:: To do ::
Go through the listing below and gather every line with the word "xlabel".
*** Data entries
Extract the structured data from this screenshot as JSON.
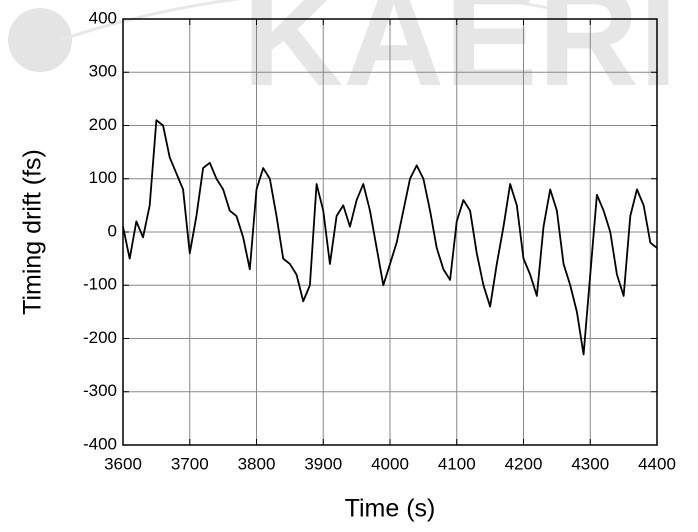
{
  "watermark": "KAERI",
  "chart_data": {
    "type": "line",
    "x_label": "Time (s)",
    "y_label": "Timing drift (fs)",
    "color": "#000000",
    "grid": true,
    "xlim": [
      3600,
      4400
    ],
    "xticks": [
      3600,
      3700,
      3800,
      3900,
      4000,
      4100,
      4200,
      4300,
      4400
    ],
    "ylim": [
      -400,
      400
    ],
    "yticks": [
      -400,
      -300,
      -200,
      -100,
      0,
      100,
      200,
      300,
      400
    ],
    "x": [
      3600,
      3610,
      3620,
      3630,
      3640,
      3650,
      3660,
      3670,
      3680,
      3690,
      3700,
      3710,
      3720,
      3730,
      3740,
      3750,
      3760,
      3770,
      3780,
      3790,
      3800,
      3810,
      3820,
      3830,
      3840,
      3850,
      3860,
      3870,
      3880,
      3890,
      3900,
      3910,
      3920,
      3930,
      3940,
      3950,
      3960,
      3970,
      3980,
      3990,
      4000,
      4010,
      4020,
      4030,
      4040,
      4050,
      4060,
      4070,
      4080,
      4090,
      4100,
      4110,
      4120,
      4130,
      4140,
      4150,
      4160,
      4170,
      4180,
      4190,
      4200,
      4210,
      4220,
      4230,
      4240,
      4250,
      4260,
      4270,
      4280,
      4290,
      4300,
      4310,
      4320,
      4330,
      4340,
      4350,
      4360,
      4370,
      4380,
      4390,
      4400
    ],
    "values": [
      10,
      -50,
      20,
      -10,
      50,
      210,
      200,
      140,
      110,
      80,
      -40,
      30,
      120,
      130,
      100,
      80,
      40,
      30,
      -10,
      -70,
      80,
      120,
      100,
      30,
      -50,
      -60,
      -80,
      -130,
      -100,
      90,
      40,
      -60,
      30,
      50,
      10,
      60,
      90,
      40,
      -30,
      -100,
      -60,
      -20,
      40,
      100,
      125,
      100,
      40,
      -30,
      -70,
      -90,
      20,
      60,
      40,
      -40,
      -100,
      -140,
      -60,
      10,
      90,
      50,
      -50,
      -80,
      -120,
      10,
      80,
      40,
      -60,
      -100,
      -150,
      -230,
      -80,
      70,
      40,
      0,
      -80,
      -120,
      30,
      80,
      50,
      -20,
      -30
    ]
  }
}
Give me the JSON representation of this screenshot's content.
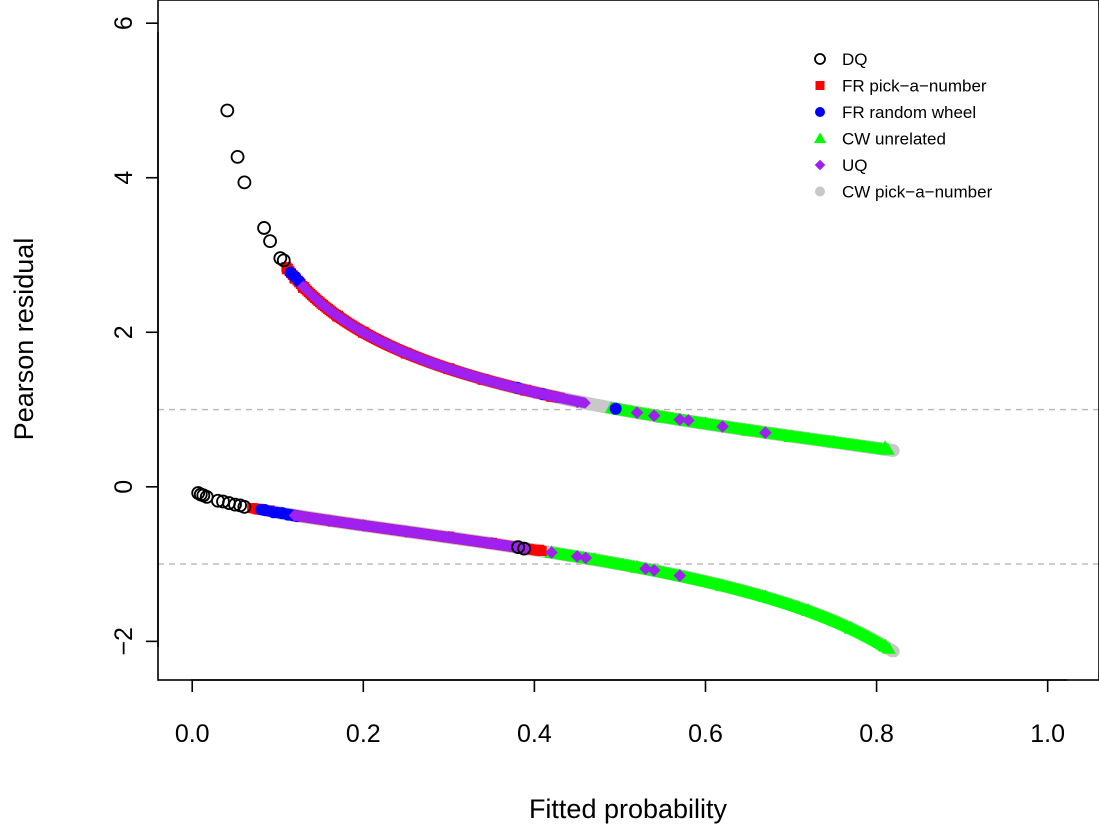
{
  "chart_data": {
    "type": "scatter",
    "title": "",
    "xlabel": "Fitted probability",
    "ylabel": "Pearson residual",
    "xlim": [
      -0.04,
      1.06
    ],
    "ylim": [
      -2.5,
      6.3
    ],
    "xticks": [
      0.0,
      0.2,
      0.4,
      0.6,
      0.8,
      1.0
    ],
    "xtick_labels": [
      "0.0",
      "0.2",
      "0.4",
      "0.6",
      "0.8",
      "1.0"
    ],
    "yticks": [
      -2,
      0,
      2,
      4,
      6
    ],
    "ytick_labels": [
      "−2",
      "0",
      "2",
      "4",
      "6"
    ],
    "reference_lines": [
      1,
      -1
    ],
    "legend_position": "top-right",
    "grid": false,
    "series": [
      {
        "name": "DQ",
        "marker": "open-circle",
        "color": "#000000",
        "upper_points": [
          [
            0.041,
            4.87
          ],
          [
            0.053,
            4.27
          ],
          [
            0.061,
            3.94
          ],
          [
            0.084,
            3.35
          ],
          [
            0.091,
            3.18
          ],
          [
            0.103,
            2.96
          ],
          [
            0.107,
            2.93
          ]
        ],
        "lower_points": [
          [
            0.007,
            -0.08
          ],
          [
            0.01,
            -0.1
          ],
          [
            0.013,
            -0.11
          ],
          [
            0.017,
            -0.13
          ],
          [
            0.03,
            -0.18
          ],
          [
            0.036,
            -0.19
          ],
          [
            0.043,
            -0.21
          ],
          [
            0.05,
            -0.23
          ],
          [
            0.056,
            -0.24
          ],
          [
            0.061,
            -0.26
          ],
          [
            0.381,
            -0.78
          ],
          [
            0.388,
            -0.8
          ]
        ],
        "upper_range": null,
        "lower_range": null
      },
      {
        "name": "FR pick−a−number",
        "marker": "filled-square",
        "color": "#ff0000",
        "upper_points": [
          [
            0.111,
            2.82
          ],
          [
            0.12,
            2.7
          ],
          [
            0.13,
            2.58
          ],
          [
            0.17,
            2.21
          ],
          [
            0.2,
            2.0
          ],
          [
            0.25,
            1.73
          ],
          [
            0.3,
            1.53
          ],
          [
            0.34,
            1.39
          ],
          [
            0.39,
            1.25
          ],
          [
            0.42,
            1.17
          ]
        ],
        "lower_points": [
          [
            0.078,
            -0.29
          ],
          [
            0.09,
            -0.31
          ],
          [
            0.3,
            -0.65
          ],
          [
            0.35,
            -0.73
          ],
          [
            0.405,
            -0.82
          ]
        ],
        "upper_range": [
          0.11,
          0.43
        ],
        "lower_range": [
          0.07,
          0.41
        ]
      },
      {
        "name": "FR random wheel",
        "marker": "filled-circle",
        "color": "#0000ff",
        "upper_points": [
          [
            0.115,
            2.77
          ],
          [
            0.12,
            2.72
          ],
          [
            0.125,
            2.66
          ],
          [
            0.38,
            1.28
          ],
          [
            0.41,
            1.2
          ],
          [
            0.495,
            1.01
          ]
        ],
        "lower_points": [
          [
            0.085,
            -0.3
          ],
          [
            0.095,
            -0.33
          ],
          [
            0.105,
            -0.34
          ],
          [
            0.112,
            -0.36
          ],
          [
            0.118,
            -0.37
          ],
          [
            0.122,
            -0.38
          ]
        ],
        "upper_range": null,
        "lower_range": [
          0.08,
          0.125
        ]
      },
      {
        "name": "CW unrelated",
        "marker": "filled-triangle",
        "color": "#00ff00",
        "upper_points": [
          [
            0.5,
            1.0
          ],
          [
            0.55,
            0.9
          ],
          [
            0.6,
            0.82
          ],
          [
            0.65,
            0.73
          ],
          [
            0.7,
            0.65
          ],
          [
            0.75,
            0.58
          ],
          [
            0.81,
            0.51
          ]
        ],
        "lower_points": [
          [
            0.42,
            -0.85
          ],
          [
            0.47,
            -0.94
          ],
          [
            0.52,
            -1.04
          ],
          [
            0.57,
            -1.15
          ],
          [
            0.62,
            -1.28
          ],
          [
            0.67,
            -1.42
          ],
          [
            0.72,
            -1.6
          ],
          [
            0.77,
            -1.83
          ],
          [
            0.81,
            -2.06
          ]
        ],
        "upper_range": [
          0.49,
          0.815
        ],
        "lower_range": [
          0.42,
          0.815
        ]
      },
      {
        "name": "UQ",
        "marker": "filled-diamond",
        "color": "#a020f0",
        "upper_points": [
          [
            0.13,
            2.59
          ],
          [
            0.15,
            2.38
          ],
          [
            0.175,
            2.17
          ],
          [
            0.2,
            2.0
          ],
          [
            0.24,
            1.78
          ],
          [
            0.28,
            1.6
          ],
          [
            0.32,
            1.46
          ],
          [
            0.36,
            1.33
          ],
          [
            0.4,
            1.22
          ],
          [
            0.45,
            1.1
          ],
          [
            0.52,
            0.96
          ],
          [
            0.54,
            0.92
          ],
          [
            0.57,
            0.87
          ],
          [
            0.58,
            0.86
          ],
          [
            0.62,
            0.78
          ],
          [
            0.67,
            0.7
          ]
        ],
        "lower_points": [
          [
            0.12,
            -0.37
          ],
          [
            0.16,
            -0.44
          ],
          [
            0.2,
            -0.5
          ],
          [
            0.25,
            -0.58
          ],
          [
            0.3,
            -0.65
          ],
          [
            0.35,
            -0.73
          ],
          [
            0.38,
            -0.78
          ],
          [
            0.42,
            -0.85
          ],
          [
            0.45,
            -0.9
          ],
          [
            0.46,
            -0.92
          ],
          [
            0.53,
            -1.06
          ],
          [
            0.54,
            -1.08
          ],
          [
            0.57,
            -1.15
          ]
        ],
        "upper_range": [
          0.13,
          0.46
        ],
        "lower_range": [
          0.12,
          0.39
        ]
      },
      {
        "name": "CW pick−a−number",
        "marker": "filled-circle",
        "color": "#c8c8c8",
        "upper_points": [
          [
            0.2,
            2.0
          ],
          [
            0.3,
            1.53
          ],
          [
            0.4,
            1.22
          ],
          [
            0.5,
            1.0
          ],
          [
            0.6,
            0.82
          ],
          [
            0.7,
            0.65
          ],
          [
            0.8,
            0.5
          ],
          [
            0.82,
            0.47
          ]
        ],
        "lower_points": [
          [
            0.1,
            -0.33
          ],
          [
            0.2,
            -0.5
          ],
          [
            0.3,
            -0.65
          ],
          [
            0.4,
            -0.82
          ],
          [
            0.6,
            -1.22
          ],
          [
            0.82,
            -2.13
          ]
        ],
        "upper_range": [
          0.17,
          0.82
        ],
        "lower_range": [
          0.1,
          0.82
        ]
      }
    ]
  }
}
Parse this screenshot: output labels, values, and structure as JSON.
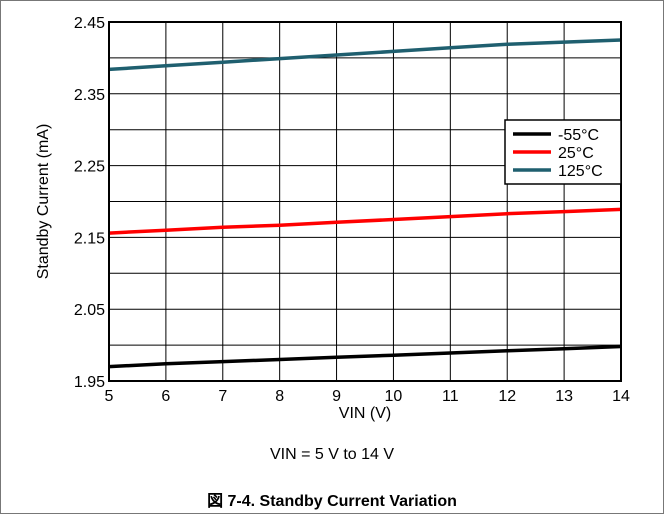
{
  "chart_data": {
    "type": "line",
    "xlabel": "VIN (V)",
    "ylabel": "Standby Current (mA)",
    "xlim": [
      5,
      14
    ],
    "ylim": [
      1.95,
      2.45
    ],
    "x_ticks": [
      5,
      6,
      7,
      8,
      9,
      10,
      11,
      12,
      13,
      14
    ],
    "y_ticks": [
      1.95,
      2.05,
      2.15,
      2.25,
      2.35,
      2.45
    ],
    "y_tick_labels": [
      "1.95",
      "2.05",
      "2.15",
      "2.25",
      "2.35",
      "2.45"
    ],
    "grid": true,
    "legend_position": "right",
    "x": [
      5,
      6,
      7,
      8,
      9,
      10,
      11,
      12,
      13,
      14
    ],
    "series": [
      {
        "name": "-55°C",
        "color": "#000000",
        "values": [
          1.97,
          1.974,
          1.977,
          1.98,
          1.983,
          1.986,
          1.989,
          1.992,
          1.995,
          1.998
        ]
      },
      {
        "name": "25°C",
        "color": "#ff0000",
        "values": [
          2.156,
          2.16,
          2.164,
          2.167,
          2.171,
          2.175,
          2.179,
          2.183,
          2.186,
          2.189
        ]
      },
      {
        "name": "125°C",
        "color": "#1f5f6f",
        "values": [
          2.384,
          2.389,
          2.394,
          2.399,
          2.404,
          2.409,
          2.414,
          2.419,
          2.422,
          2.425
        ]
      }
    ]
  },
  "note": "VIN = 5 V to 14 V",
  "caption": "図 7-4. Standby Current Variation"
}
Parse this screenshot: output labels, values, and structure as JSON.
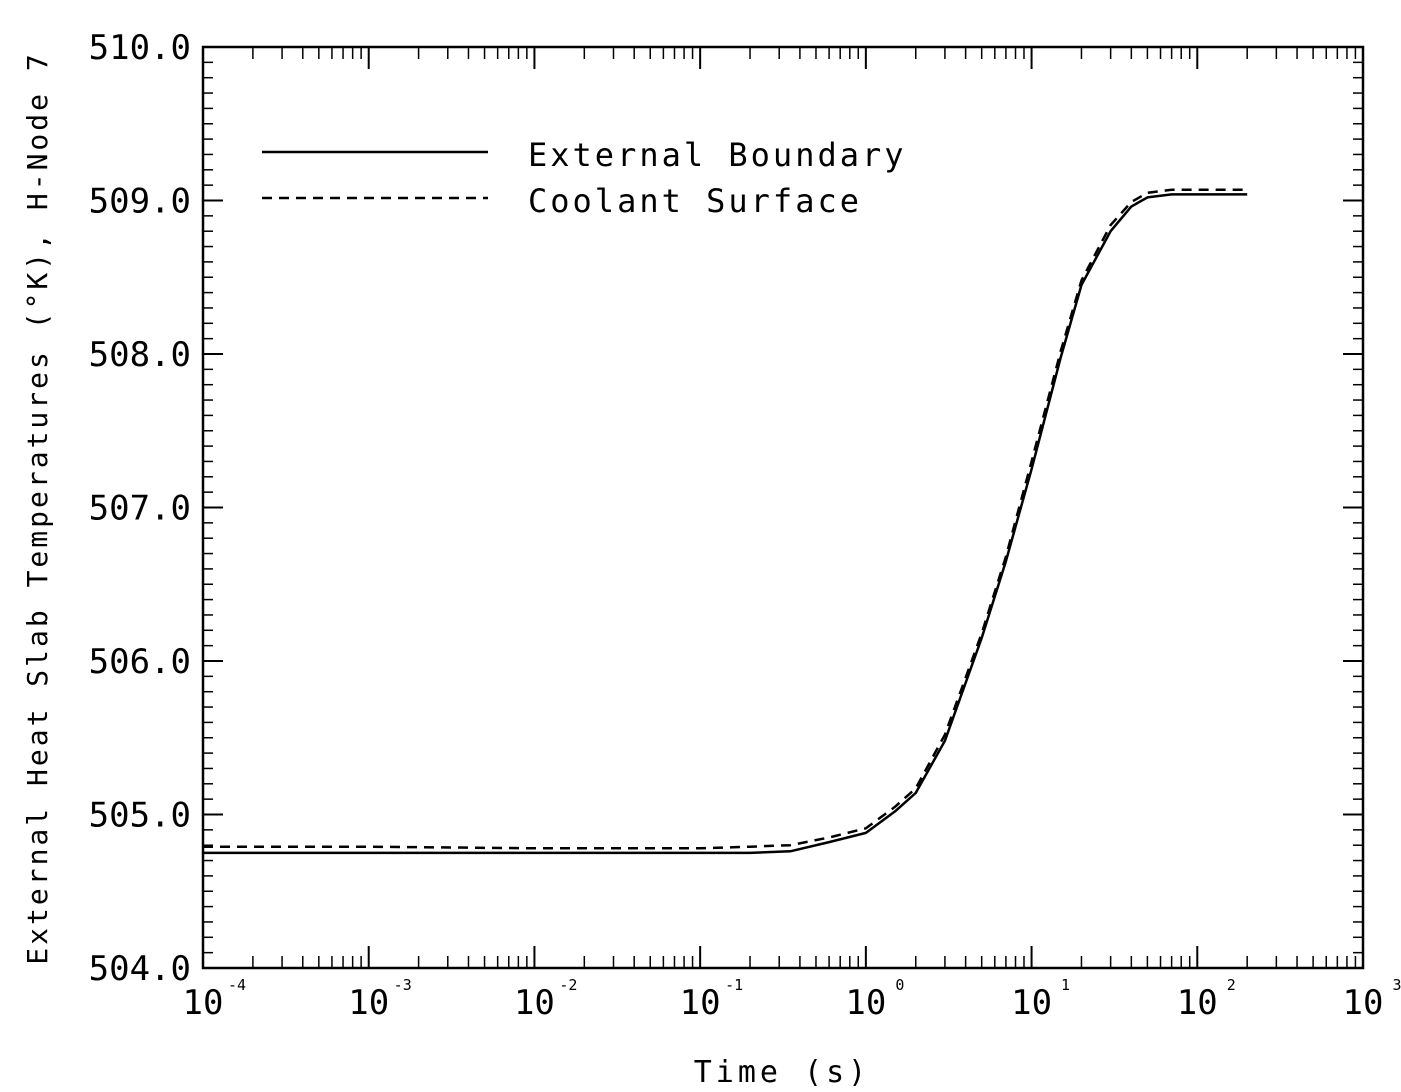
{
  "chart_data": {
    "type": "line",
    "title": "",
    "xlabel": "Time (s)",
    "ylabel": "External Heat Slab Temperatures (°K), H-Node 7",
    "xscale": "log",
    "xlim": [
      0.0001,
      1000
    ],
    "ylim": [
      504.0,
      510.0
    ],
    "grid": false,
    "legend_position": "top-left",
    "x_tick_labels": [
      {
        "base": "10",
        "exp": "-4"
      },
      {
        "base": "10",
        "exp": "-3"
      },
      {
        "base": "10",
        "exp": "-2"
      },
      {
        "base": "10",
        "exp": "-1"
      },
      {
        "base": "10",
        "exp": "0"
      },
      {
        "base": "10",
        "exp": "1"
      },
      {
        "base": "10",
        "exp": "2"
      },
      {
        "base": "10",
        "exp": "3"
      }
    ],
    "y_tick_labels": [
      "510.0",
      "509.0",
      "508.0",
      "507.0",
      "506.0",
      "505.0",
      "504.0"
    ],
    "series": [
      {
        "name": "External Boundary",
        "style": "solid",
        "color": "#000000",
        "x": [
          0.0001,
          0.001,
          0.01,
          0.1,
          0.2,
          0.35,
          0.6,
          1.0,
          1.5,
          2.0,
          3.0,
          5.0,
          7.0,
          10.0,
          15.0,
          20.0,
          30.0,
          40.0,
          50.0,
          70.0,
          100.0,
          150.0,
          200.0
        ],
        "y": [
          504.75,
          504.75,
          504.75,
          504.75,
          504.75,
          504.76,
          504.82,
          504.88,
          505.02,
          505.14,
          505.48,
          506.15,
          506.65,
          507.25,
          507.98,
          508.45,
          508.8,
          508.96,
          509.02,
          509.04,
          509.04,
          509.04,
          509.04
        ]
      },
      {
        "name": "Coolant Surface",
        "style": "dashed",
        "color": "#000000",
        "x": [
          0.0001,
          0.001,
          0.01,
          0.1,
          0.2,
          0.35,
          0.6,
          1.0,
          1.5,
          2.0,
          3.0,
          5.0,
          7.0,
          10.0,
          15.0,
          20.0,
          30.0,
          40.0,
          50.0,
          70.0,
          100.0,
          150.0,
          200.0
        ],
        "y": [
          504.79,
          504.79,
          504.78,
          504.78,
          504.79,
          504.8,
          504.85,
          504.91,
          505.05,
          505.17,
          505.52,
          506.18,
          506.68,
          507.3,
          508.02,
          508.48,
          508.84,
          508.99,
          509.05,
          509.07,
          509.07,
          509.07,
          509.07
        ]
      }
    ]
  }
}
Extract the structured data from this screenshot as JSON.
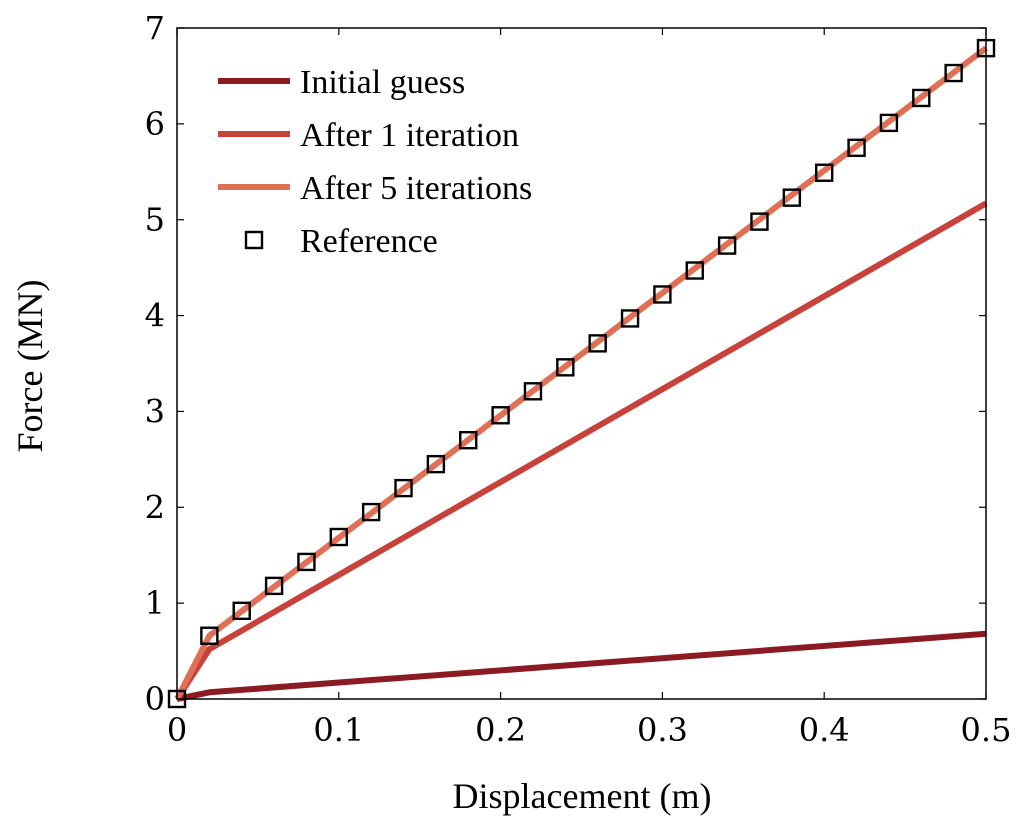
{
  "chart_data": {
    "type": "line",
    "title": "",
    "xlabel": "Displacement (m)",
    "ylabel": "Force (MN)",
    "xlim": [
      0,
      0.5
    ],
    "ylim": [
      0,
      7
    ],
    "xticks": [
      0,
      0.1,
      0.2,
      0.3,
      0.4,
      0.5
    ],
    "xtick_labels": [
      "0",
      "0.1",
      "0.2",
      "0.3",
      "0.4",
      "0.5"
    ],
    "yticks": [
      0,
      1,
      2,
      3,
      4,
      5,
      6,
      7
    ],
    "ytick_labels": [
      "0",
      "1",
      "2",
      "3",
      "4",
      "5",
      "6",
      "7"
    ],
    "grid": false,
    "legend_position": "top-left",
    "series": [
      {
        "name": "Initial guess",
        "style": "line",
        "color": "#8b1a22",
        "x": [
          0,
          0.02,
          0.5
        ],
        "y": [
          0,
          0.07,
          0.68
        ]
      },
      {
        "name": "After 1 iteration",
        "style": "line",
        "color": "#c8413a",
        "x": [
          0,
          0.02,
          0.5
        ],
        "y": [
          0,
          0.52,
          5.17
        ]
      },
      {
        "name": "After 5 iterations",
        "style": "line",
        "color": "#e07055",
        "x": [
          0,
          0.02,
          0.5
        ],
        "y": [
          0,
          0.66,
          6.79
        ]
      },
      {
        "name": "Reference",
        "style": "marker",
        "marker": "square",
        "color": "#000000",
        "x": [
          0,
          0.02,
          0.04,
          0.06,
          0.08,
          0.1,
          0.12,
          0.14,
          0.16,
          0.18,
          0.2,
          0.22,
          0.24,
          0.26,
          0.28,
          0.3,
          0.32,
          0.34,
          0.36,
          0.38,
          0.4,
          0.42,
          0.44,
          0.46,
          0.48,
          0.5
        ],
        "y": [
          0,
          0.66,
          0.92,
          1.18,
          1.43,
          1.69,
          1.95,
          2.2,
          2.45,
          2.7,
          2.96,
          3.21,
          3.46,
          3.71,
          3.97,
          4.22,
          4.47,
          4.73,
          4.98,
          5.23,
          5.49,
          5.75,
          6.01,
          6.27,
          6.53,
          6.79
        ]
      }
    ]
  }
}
******
:: Written reply ::
    "xlabel": "Fitted probability",
    "xlabel": "VIN (V)",
    "xlabel": "Time (s)",
    "xlabel": "Displacement (m)",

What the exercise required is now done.